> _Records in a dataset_
====
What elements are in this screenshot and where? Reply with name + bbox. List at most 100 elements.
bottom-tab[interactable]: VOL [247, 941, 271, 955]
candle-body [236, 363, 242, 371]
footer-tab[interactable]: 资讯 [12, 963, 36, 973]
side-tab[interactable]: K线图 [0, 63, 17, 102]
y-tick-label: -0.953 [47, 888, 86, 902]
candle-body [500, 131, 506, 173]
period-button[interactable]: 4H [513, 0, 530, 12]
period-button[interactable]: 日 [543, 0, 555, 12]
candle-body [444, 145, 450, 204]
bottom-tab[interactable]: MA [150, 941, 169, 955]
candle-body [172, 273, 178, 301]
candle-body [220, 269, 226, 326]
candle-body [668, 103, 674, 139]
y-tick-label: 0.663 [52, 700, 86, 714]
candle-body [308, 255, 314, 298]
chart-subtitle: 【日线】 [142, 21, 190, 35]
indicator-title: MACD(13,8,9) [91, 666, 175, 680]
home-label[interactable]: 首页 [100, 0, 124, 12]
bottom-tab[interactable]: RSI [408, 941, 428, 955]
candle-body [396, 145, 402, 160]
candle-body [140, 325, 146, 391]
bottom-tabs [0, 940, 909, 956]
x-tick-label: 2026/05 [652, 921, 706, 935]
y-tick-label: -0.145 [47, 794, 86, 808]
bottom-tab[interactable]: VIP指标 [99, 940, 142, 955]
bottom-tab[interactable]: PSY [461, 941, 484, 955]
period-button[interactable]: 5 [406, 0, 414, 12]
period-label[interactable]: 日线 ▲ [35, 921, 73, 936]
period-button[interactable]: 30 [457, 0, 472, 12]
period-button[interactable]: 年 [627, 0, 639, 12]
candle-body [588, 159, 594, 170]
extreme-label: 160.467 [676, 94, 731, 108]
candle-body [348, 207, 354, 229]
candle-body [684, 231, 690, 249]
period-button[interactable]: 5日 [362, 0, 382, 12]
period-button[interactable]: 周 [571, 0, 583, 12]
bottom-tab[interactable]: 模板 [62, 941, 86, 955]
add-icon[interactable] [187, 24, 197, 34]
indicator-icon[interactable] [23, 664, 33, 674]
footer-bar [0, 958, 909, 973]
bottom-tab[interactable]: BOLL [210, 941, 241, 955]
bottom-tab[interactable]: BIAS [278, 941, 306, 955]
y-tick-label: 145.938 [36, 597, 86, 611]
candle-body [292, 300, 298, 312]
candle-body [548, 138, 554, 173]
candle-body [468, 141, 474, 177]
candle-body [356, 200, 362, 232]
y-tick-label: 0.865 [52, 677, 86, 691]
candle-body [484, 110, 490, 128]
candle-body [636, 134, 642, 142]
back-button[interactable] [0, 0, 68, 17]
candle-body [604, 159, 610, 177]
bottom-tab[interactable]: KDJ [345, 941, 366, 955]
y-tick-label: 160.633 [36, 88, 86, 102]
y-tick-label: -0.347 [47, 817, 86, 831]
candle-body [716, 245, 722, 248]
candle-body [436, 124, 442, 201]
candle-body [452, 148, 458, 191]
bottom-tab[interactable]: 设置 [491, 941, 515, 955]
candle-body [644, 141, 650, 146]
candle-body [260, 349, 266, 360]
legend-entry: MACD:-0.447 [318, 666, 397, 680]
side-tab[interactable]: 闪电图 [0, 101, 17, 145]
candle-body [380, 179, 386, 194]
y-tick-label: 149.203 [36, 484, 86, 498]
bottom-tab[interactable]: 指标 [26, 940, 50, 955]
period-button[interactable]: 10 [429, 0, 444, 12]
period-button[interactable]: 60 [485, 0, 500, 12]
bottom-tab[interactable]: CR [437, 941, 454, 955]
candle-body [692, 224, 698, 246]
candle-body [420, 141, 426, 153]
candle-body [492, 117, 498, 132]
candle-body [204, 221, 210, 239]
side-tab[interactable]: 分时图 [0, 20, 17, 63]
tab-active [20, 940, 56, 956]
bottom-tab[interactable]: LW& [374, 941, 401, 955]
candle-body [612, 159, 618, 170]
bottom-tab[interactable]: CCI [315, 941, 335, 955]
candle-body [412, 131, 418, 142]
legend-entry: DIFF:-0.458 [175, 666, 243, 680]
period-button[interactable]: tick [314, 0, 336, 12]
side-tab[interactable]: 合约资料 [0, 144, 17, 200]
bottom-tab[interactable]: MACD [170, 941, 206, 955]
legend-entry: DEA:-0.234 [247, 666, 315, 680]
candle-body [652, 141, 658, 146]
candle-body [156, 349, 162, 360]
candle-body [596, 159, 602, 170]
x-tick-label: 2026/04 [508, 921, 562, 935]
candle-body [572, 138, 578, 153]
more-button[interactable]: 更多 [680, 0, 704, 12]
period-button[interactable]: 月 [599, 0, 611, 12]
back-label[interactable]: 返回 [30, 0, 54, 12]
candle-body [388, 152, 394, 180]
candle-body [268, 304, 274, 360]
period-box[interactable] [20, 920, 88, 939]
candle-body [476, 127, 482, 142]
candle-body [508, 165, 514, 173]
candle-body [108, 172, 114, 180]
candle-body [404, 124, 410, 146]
====
> _INSTRUCTION_
Put every line of the records above into a Markdown table with two columns, "Number" for the row number and "Line" for the line itself, and leave out any blank lines.

> _WRITTEN SOLUTION_
| Number | Line |
|---|---|
| 1 | What elements are in this screenshot and where? Reply with name + bbox. List at most 100 elements. |
| 2 | bottom-tab[interactable]: VOL [247, 941, 271, 955] |
| 3 | candle-body [236, 363, 242, 371] |
| 4 | footer-tab[interactable]: 资讯 [12, 963, 36, 973] |
| 5 | side-tab[interactable]: K线图 [0, 63, 17, 102] |
| 6 | y-tick-label: -0.953 [47, 888, 86, 902] |
| 7 | candle-body [500, 131, 506, 173] |
| 8 | period-button[interactable]: 4H [513, 0, 530, 12] |
| 9 | period-button[interactable]: 日 [543, 0, 555, 12] |
| 10 | candle-body [444, 145, 450, 204] |
| 11 | bottom-tab[interactable]: MA [150, 941, 169, 955] |
| 12 | candle-body [172, 273, 178, 301] |
| 13 | candle-body [220, 269, 226, 326] |
| 14 | candle-body [668, 103, 674, 139] |
| 15 | y-tick-label: 0.663 [52, 700, 86, 714] |
| 16 | candle-body [308, 255, 314, 298] |
| 17 | chart-subtitle: 【日线】 [142, 21, 190, 35] |
| 18 | indicator-title: MACD(13,8,9) [91, 666, 175, 680] |
| 19 | home-label[interactable]: 首页 [100, 0, 124, 12] |
| 20 | bottom-tab[interactable]: RSI [408, 941, 428, 955] |
| 21 | candle-body [396, 145, 402, 160] |
| 22 | candle-body [140, 325, 146, 391] |
| 23 | bottom-tabs [0, 940, 909, 956] |
| 24 | x-tick-label: 2026/05 [652, 921, 706, 935] |
| 25 | y-tick-label: -0.145 [47, 794, 86, 808] |
| 26 | bottom-tab[interactable]: VIP指标 [99, 940, 142, 955] |
| 27 | bottom-tab[interactable]: PSY [461, 941, 484, 955] |
| 28 | period-button[interactable]: 5 [406, 0, 414, 12] |
| 29 | period-label[interactable]: 日线 ▲ [35, 921, 73, 936] |
| 30 | period-button[interactable]: 30 [457, 0, 472, 12] |
| 31 | period-button[interactable]: 年 [627, 0, 639, 12] |
| 32 | candle-body [588, 159, 594, 170] |
| 33 | extreme-label: 160.467 [676, 94, 731, 108] |
| 34 | candle-body [348, 207, 354, 229] |
| 35 | candle-body [684, 231, 690, 249] |
| 36 | period-button[interactable]: 5日 [362, 0, 382, 12] |
| 37 | period-button[interactable]: 周 [571, 0, 583, 12] |
| 38 | bottom-tab[interactable]: 模板 [62, 941, 86, 955] |
| 39 | add-icon[interactable] [187, 24, 197, 34] |
| 40 | indicator-icon[interactable] [23, 664, 33, 674] |
| 41 | footer-bar [0, 958, 909, 973] |
| 42 | bottom-tab[interactable]: BOLL [210, 941, 241, 955] |
| 43 | bottom-tab[interactable]: BIAS [278, 941, 306, 955] |
| 44 | y-tick-label: 145.938 [36, 597, 86, 611] |
| 45 | candle-body [292, 300, 298, 312] |
| 46 | candle-body [548, 138, 554, 173] |
| 47 | candle-body [468, 141, 474, 177] |
| 48 | candle-body [356, 200, 362, 232] |
| 49 | y-tick-label: 0.865 [52, 677, 86, 691] |
| 50 | candle-body [484, 110, 490, 128] |
| 51 | candle-body [636, 134, 642, 142] |
| 52 | back-button[interactable] [0, 0, 68, 17] |
| 53 | candle-body [604, 159, 610, 177] |
| 54 | bottom-tab[interactable]: KDJ [345, 941, 366, 955] |
| 55 | y-tick-label: 160.633 [36, 88, 86, 102] |
| 56 | y-tick-label: -0.347 [47, 817, 86, 831] |
| 57 | candle-body [716, 245, 722, 248] |
| 58 | candle-body [436, 124, 442, 201] |
| 59 | candle-body [452, 148, 458, 191] |
| 60 | bottom-tab[interactable]: 设置 [491, 941, 515, 955] |
| 61 | candle-body [644, 141, 650, 146] |
| 62 | candle-body [260, 349, 266, 360] |
| 63 | legend-entry: MACD:-0.447 [318, 666, 397, 680] |
| 64 | side-tab[interactable]: 闪电图 [0, 101, 17, 145] |
| 65 | candle-body [380, 179, 386, 194] |
| 66 | y-tick-label: 149.203 [36, 484, 86, 498] |
| 67 | bottom-tab[interactable]: 指标 [26, 940, 50, 955] |
| 68 | period-button[interactable]: 10 [429, 0, 444, 12] |
| 69 | period-button[interactable]: 60 [485, 0, 500, 12] |
| 70 | bottom-tab[interactable]: CR [437, 941, 454, 955] |
| 71 | candle-body [692, 224, 698, 246] |
| 72 | candle-body [420, 141, 426, 153] |
| 73 | candle-body [492, 117, 498, 132] |
| 74 | candle-body [204, 221, 210, 239] |
| 75 | side-tab[interactable]: 分时图 [0, 20, 17, 63] |
| 76 | tab-active [20, 940, 56, 956] |
| 77 | bottom-tab[interactable]: LW& [374, 941, 401, 955] |
| 78 | candle-body [612, 159, 618, 170] |
| 79 | bottom-tab[interactable]: CCI [315, 941, 335, 955] |
| 80 | candle-body [412, 131, 418, 142] |
| 81 | legend-entry: DIFF:-0.458 [175, 666, 243, 680] |
| 82 | period-button[interactable]: tick [314, 0, 336, 12] |
| 83 | side-tab[interactable]: 合约资料 [0, 144, 17, 200] |
| 84 | bottom-tab[interactable]: MACD [170, 941, 206, 955] |
| 85 | legend-entry: DEA:-0.234 [247, 666, 315, 680] |
| 86 | candle-body [652, 141, 658, 146] |
| 87 | candle-body [156, 349, 162, 360] |
| 88 | candle-body [596, 159, 602, 170] |
| 89 | x-tick-label: 2026/04 [508, 921, 562, 935] |
| 90 | candle-body [572, 138, 578, 153] |
| 91 | more-button[interactable]: 更多 [680, 0, 704, 12] |
| 92 | period-button[interactable]: 月 [599, 0, 611, 12] |
| 93 | back-label[interactable]: 返回 [30, 0, 54, 12] |
| 94 | candle-body [388, 152, 394, 180] |
| 95 | candle-body [268, 304, 274, 360] |
| 96 | period-box[interactable] [20, 920, 88, 939] |
| 97 | candle-body [476, 127, 482, 142] |
| 98 | candle-body [508, 165, 514, 173] |
| 99 | candle-body [108, 172, 114, 180] |
| 100 | candle-body [404, 124, 410, 146] |